──────── Supplied data ────────

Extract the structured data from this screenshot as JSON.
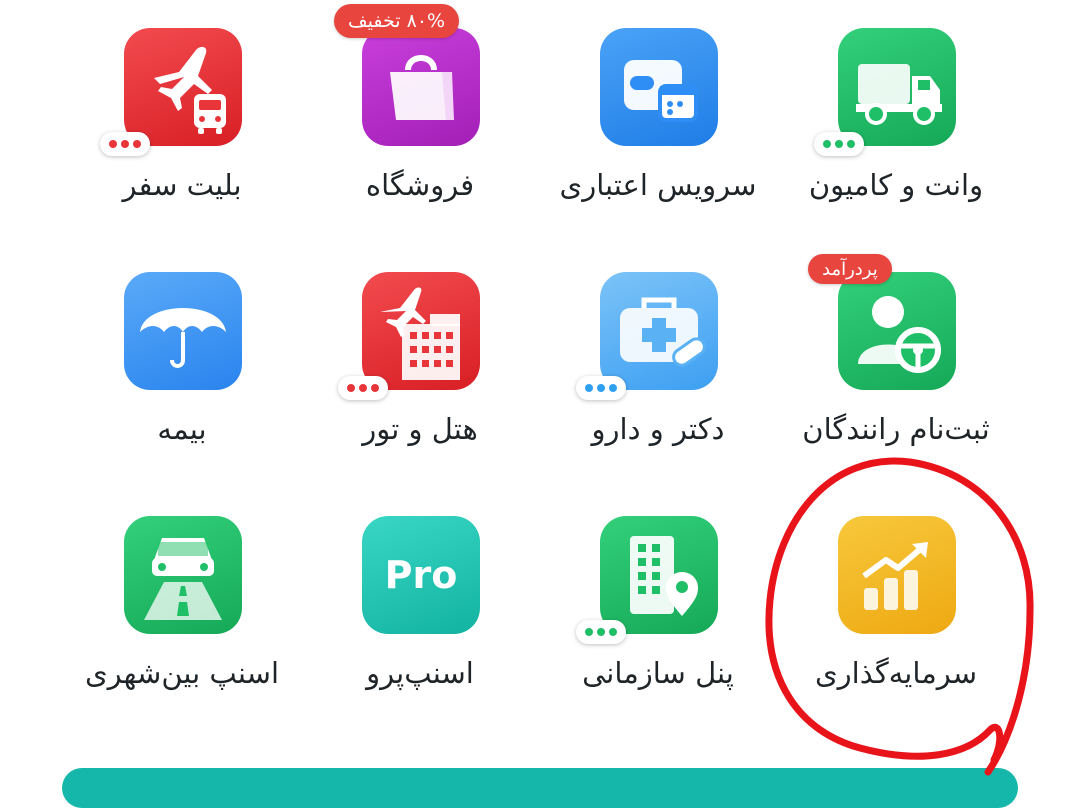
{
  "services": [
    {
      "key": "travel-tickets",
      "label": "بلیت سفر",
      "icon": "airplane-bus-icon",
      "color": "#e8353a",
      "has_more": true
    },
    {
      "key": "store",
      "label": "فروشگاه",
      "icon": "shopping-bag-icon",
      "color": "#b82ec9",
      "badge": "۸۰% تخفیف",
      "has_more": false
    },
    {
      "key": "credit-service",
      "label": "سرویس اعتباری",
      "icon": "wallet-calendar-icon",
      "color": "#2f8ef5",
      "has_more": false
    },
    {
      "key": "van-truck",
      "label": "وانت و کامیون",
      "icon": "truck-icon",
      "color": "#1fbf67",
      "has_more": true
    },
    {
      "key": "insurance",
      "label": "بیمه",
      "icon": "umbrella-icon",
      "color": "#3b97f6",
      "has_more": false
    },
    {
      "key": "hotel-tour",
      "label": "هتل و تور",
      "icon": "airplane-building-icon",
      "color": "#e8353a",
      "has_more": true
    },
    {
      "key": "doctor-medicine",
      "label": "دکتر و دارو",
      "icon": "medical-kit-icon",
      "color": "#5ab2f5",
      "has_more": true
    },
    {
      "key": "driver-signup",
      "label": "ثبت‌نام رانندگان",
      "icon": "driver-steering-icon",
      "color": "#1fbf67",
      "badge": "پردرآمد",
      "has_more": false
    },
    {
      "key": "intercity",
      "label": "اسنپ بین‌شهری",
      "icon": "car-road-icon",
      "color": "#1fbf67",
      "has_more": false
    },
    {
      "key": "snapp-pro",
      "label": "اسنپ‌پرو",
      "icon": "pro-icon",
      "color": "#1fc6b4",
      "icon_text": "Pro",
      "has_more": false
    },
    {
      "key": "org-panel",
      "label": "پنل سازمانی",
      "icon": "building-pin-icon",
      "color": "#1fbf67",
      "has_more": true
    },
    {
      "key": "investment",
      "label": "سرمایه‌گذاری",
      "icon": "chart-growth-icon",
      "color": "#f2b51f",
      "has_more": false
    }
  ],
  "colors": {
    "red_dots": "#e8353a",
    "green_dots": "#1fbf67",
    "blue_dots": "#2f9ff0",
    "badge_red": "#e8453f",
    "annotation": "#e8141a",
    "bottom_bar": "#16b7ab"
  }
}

────────

Written instruction — In the entries above, find each line with the word "building" and show it.

The response —
      "icon": "airplane-building-icon",
      "icon": "building-pin-icon",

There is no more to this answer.